- **Written request**
Copy every line from the material below that holds "making".
****************
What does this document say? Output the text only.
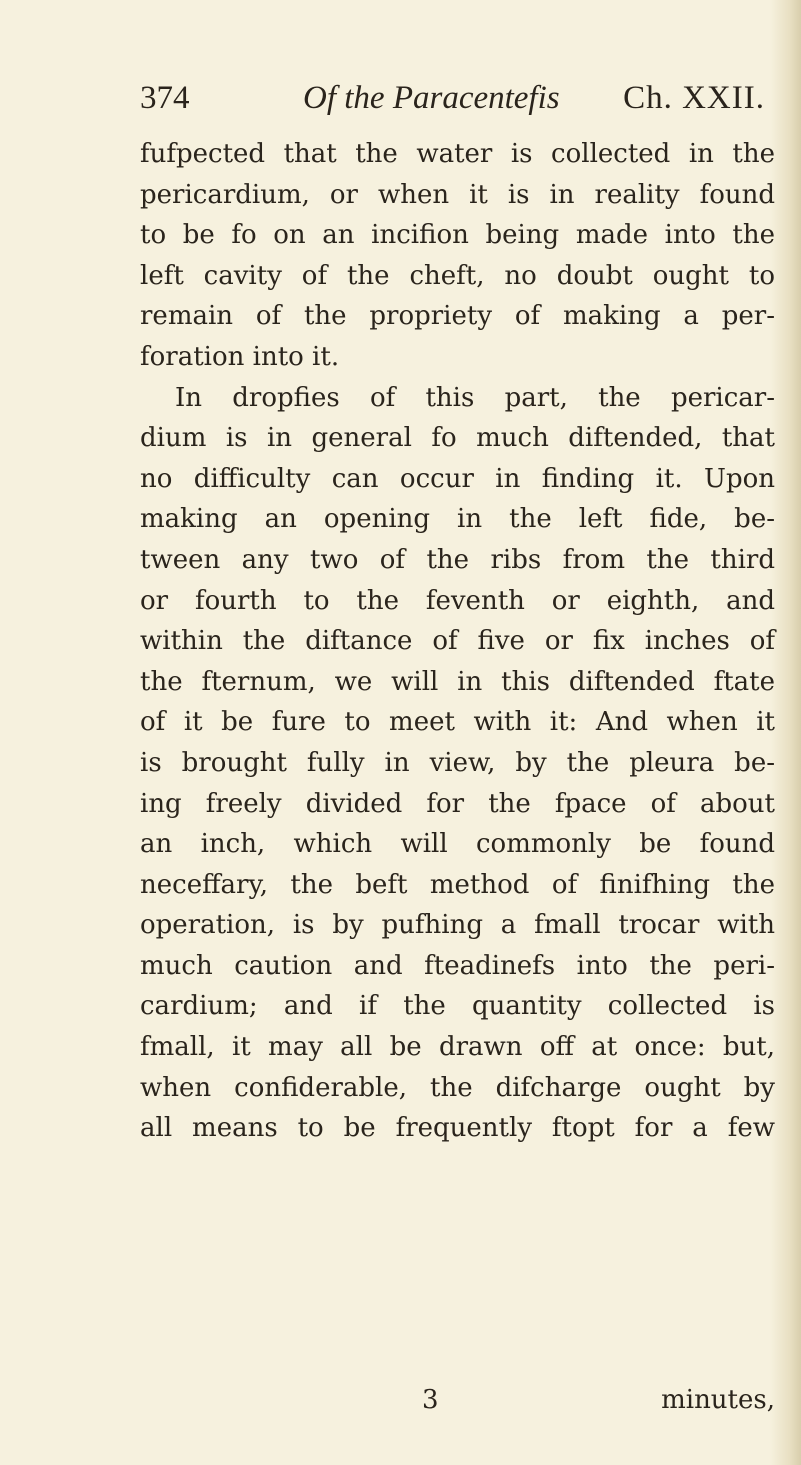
374	Of the Paracentefis Ch. XXII.
fufpected that the water is collected in the
pericardium, or when it is in reality found
to be fo on an incifion being made into the
left cavity of the cheft, no doubt ought to
remain of the propriety of making a per-
foration into it.
In dropfies of this part, the pericar-
dium is in general fo much diftended, that
no difficulty can occur in finding it. Upon
making an opening in the left fide, be-
tween any two of the ribs from the third
or fourth to the feventh or eighth, and
within the diftance of five or fix inches of
the fternum, we will in this diftended ftate
of it be fure to meet with it: And when it
is brought fully in view, by the pleura be-
ing freely divided for the fpace of about
an inch, which will commonly be found
neceffary, the beft method of finifhing the
operation, is by pufhing a fmall trocar with
much caution and fteadinefs into the peri-
cardium; and if the quantity collected is
fmall, it may all be drawn off at once: but,
when confiderable, the difcharge ought by
all means to be frequently ftopt for a few
3	minutes,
****************
- **Final result**
remain of the propriety of making a per-
making an opening in the left fide, be-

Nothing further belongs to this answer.